| WHAT TO DO |
Print all the data, keeping every line exactly as it is.
---------- DATA SUPPLIED
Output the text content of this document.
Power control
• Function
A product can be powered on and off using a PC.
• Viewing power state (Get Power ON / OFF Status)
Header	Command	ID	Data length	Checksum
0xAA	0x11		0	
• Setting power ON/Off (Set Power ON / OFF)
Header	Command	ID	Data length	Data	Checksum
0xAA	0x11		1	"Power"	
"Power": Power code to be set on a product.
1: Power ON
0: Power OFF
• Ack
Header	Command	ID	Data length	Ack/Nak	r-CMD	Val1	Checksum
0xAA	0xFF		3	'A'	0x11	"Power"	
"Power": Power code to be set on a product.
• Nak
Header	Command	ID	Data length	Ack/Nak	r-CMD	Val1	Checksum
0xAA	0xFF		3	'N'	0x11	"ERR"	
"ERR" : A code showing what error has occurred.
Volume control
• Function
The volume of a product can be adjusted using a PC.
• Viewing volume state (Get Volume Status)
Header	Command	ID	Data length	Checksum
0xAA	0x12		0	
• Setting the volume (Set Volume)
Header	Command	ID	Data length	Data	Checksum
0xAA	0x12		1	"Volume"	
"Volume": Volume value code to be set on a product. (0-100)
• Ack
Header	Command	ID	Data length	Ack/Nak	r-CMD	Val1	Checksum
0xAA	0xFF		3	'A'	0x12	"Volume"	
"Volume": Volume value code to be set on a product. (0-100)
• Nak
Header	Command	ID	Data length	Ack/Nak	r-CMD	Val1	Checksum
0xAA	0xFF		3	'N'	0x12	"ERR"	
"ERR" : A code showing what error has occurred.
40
--------------------
| RESPONSE TO THE EXERCISE |
Output the text content of this document.
Power control
• Function
A product can be powered on and off using a PC.
• Viewing power state (Get Power ON / OFF Status)
Header	Command	ID	Data length	Checksum
0xAA	0x11		0	
• Setting power ON/Off (Set Power ON / OFF)
Header	Command	ID	Data length	Data	Checksum
0xAA	0x11		1	"Power"	
"Power": Power code to be set on a product.
1: Power ON
0: Power OFF
• Ack
Header	Command	ID	Data length	Ack/Nak	r-CMD	Val1	Checksum
0xAA	0xFF		3	'A'	0x11	"Power"	
"Power": Power code to be set on a product.
• Nak
Header	Command	ID	Data length	Ack/Nak	r-CMD	Val1	Checksum
0xAA	0xFF		3	'N'	0x11	"ERR"	
"ERR" : A code showing what error has occurred.
Volume control
• Function
The volume of a product can be adjusted using a PC.
• Viewing volume state (Get Volume Status)
Header	Command	ID	Data length	Checksum
0xAA	0x12		0	
• Setting the volume (Set Volume)
Header	Command	ID	Data length	Data	Checksum
0xAA	0x12		1	"Volume"	
"Volume": Volume value code to be set on a product. (0-100)
• Ack
Header	Command	ID	Data length	Ack/Nak	r-CMD	Val1	Checksum
0xAA	0xFF		3	'A'	0x12	"Volume"	
"Volume": Volume value code to be set on a product. (0-100)
• Nak
Header	Command	ID	Data length	Ack/Nak	r-CMD	Val1	Checksum
0xAA	0xFF		3	'N'	0x12	"ERR"	
"ERR" : A code showing what error has occurred.
40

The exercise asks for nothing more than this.